* Description of the task
Identify each line in the records below that contains the word "diameter", and copy it.

* Entries from a visual dataset
BEGIN

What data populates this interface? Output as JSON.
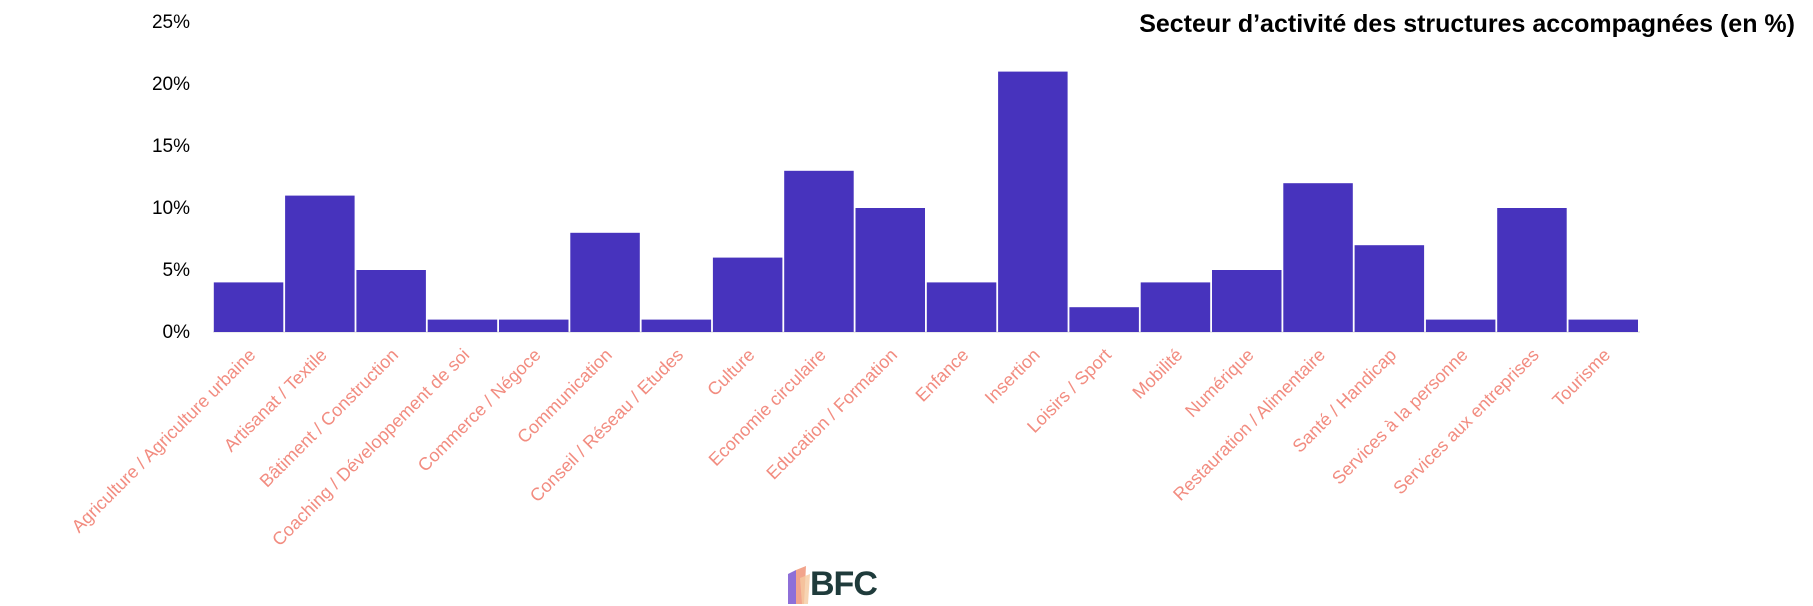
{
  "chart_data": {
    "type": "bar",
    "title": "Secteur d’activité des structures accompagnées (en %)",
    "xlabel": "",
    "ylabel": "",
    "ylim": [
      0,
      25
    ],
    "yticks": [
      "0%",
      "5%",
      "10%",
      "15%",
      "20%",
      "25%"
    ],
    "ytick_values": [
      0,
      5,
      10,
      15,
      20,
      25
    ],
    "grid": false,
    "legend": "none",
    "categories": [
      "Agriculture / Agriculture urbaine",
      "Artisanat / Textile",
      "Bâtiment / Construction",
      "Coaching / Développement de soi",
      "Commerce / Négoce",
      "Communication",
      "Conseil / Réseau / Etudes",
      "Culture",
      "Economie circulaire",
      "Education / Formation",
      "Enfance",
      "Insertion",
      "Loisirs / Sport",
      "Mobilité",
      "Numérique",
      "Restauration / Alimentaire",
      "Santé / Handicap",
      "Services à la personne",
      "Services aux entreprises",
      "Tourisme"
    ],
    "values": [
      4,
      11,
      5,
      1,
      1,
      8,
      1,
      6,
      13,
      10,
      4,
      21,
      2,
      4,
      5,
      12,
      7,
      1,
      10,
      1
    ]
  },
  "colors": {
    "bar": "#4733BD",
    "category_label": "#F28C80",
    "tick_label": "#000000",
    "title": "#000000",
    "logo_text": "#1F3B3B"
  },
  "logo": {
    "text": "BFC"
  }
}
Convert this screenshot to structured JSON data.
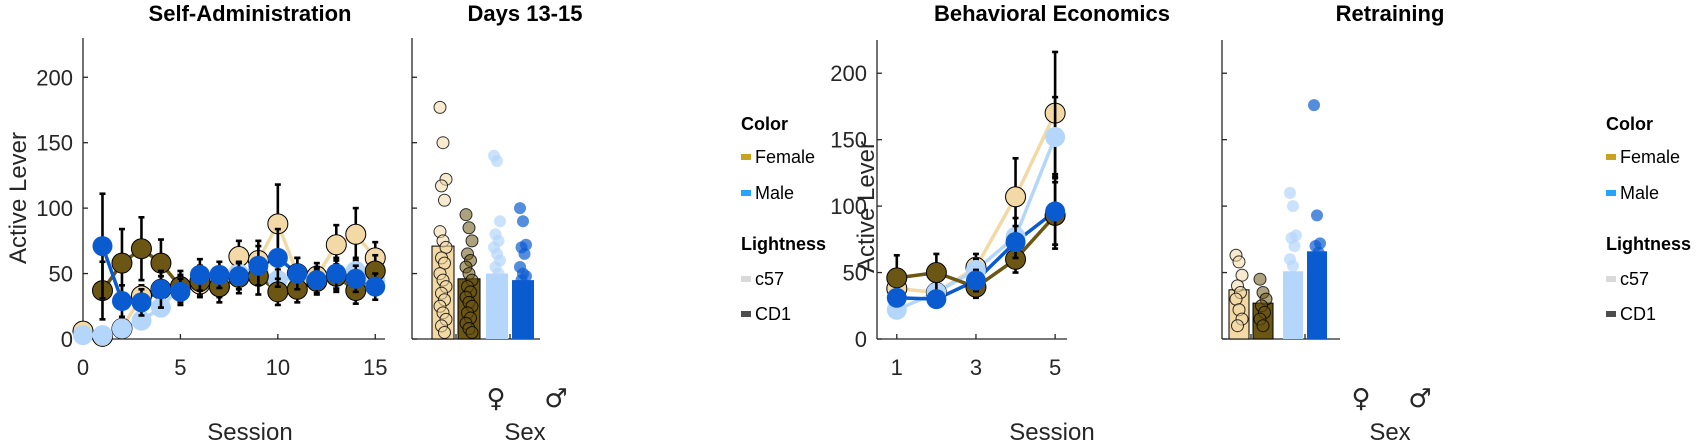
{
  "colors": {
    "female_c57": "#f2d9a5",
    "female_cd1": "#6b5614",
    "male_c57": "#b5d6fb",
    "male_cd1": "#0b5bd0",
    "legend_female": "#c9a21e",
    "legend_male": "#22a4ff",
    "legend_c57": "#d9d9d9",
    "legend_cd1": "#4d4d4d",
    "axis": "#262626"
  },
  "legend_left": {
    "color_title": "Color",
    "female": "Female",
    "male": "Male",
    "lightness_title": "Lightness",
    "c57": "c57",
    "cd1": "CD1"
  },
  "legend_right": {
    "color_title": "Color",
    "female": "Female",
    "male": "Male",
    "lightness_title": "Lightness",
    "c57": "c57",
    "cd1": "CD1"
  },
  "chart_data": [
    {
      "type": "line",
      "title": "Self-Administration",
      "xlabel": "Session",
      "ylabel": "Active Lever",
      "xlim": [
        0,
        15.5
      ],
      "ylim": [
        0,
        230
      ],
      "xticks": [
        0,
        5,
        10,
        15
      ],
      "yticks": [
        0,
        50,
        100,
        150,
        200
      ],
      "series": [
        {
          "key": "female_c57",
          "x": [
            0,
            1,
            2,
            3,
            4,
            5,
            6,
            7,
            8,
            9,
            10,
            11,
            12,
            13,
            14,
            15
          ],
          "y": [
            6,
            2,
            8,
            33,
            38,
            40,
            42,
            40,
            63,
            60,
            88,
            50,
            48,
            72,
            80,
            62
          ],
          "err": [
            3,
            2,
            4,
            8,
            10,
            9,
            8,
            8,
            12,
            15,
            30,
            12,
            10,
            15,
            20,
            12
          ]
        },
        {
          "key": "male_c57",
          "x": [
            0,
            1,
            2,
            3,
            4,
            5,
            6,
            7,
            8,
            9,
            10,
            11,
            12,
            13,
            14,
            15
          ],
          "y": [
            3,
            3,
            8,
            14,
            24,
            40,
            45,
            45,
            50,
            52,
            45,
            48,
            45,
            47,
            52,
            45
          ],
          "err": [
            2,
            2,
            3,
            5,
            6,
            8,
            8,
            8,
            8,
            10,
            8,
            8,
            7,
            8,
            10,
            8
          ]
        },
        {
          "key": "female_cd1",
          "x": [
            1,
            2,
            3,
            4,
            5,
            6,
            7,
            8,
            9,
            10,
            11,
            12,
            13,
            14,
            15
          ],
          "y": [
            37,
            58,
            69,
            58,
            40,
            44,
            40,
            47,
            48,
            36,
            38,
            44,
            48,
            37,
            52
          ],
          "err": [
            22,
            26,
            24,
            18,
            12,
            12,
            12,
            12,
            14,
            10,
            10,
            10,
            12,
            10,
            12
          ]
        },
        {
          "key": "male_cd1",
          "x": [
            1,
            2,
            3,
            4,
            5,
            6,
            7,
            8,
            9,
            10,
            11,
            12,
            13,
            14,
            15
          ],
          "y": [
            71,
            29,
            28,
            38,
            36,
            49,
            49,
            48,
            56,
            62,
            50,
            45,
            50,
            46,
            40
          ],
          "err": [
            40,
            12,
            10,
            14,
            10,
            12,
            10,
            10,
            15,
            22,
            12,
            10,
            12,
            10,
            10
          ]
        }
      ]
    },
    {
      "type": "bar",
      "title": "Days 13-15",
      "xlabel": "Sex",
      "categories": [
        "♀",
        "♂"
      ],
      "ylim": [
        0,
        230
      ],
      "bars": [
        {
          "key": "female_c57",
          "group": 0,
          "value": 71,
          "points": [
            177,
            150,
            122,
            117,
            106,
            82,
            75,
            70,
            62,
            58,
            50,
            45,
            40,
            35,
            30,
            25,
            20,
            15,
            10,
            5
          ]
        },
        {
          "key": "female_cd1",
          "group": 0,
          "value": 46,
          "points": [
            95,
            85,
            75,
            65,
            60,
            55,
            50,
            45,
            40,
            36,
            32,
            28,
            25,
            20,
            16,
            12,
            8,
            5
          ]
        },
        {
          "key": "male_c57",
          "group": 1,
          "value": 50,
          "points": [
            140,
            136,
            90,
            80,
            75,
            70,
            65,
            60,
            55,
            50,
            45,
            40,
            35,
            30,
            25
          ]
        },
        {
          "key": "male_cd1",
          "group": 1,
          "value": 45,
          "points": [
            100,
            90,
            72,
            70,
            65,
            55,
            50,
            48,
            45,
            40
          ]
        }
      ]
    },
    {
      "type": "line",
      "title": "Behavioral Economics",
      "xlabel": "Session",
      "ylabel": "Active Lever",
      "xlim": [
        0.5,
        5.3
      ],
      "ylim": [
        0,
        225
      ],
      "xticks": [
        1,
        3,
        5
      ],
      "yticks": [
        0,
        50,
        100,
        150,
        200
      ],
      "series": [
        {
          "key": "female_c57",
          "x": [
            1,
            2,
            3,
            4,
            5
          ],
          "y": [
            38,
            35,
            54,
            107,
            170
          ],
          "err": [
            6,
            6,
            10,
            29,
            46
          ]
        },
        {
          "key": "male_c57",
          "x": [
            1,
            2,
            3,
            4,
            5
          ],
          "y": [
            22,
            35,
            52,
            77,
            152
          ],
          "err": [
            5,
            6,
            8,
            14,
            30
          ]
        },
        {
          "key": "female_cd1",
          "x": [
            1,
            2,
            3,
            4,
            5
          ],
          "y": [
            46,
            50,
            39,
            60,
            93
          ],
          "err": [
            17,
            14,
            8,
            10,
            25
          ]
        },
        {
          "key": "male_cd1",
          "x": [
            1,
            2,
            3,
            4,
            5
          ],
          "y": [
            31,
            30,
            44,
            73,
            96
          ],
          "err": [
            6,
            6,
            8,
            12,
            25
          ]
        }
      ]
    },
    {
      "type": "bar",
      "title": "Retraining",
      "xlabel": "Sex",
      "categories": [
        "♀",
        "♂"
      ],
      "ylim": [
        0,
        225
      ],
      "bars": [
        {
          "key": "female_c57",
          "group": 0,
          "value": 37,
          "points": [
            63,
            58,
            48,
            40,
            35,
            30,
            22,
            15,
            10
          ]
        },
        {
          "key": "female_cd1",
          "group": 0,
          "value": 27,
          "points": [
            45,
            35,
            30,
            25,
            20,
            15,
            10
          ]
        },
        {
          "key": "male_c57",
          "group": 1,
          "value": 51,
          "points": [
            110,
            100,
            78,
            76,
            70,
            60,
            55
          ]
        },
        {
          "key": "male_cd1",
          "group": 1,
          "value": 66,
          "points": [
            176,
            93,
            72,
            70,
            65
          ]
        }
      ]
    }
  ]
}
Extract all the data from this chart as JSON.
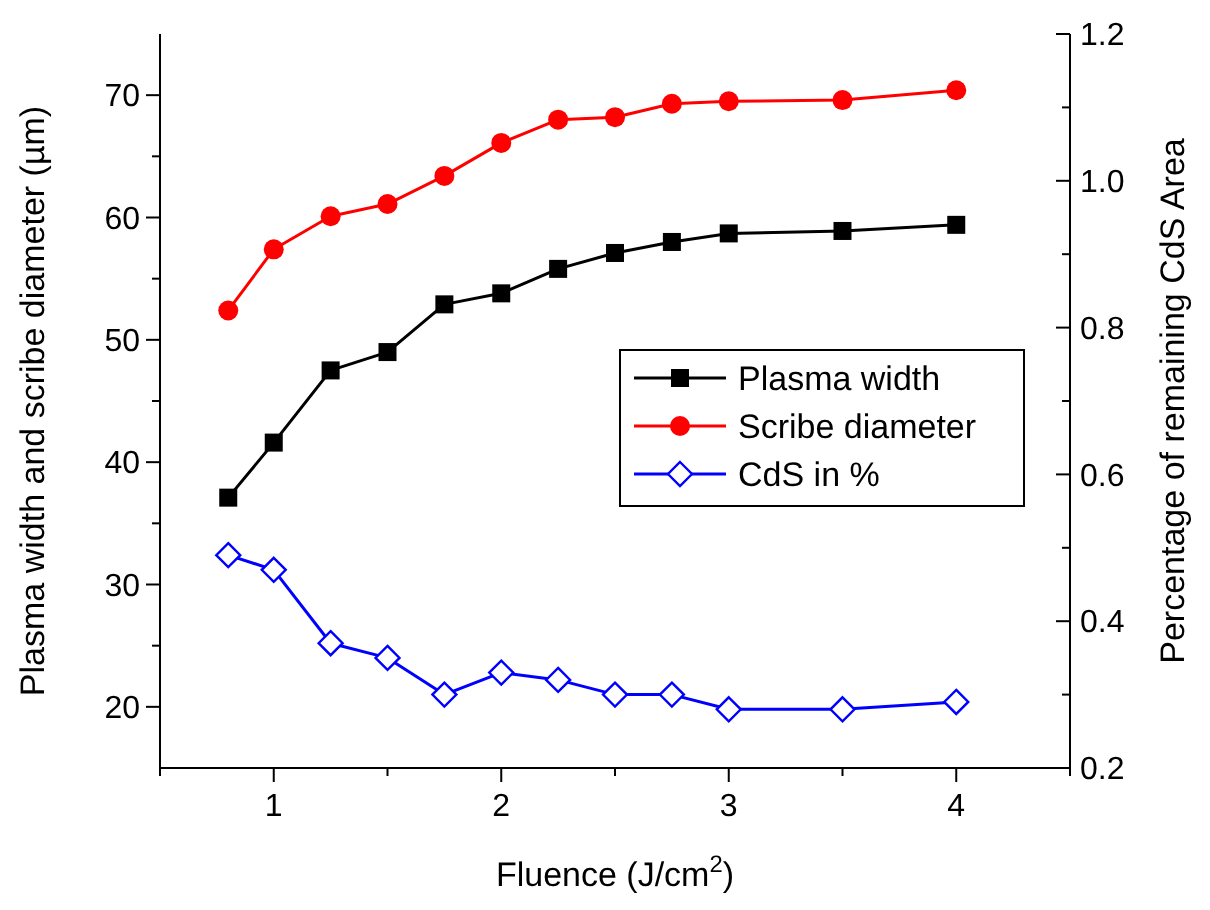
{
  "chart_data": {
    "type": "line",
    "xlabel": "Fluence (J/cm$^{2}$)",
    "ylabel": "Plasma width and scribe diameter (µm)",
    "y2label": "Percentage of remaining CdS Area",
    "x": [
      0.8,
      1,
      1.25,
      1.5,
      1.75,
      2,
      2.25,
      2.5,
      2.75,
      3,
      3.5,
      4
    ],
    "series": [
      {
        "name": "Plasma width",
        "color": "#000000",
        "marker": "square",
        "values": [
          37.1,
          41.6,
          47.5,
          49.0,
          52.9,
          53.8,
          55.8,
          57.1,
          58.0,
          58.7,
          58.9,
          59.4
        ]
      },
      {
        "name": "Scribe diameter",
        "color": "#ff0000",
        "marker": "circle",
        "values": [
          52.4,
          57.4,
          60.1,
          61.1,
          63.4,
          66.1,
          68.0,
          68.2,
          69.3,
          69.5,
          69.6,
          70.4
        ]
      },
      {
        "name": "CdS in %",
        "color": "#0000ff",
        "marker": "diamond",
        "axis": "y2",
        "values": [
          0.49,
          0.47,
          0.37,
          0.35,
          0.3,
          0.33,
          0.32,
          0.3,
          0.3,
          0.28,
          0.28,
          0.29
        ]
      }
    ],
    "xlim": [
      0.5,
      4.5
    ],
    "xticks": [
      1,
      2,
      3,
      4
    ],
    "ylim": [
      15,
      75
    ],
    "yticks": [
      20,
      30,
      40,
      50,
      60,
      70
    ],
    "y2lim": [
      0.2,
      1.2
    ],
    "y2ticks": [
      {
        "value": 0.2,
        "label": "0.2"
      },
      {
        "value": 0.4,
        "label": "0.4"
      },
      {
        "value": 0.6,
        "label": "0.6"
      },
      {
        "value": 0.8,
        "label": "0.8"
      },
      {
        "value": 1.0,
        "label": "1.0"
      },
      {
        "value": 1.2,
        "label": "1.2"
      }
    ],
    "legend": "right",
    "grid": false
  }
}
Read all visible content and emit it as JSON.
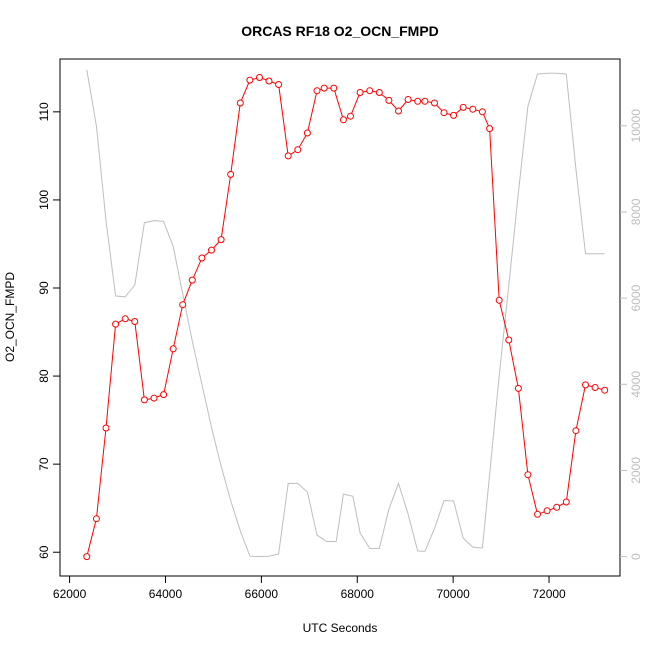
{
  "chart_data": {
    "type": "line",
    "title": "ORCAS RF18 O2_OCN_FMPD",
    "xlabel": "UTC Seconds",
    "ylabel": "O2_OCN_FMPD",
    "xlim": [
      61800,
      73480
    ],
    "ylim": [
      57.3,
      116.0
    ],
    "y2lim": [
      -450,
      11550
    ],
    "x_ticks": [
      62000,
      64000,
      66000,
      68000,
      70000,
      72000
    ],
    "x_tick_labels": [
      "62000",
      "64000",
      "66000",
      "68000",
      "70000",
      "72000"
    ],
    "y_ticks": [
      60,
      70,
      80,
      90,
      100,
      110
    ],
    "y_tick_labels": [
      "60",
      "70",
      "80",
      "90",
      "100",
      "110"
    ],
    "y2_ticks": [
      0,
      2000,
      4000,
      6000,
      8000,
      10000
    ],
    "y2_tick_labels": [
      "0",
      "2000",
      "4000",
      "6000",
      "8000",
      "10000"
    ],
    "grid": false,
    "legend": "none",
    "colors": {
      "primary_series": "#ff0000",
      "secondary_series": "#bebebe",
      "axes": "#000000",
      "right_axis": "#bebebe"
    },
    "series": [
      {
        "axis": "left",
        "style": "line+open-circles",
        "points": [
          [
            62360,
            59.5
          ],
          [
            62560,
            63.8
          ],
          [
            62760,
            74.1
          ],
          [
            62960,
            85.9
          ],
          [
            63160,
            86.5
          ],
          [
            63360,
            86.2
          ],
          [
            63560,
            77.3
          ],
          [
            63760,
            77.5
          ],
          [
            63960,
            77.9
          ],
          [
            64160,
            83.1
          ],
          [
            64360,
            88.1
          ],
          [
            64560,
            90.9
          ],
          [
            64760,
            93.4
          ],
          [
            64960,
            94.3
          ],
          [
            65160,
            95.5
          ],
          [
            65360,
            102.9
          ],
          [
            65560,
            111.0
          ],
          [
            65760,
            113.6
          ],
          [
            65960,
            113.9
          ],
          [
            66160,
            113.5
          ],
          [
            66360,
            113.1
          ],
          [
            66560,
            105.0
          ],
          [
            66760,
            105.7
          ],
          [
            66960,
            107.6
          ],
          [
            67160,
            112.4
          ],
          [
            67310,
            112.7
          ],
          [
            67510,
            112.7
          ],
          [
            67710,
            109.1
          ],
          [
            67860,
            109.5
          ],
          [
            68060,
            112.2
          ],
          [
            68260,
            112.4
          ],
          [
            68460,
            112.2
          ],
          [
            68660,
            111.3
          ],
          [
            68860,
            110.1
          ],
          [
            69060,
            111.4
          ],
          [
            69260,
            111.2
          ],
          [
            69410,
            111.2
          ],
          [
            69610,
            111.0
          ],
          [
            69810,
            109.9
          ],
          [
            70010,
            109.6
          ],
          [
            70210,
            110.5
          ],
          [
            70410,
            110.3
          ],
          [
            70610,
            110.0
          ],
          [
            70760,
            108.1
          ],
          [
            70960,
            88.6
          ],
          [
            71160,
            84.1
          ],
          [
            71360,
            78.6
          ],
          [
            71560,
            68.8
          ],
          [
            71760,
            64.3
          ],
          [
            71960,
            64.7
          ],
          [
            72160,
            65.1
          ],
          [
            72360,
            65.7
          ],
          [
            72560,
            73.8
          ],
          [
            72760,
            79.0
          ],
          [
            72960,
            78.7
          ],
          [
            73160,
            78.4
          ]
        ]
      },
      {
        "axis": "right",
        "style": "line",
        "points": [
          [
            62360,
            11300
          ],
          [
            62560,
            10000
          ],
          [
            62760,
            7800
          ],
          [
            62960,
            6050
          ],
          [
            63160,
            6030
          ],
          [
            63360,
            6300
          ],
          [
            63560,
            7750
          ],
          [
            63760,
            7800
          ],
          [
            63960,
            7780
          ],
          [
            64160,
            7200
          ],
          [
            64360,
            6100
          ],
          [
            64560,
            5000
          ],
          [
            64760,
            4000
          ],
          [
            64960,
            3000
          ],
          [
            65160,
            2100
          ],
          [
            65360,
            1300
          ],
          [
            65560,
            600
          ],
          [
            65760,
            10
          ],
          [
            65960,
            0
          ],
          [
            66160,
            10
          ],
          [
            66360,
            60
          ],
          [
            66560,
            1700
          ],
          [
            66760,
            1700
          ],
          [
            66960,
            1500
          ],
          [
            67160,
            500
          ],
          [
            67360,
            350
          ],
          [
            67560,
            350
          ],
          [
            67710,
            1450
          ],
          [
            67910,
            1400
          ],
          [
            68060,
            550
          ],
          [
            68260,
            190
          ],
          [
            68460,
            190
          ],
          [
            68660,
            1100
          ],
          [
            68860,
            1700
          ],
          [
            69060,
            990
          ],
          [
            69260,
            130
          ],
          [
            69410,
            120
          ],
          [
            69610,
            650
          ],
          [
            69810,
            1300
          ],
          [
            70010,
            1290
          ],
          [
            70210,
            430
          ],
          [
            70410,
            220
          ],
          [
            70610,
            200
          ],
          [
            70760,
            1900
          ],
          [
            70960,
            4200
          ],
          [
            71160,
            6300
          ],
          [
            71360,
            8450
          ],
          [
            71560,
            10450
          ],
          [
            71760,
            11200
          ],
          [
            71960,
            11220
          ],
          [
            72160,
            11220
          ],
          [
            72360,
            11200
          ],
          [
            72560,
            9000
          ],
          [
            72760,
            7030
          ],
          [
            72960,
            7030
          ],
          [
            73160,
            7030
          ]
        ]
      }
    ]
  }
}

END

* Task result
    "ylabel": "Plasma width and scribe diameter (µm)",
        "name": "Scribe diameter",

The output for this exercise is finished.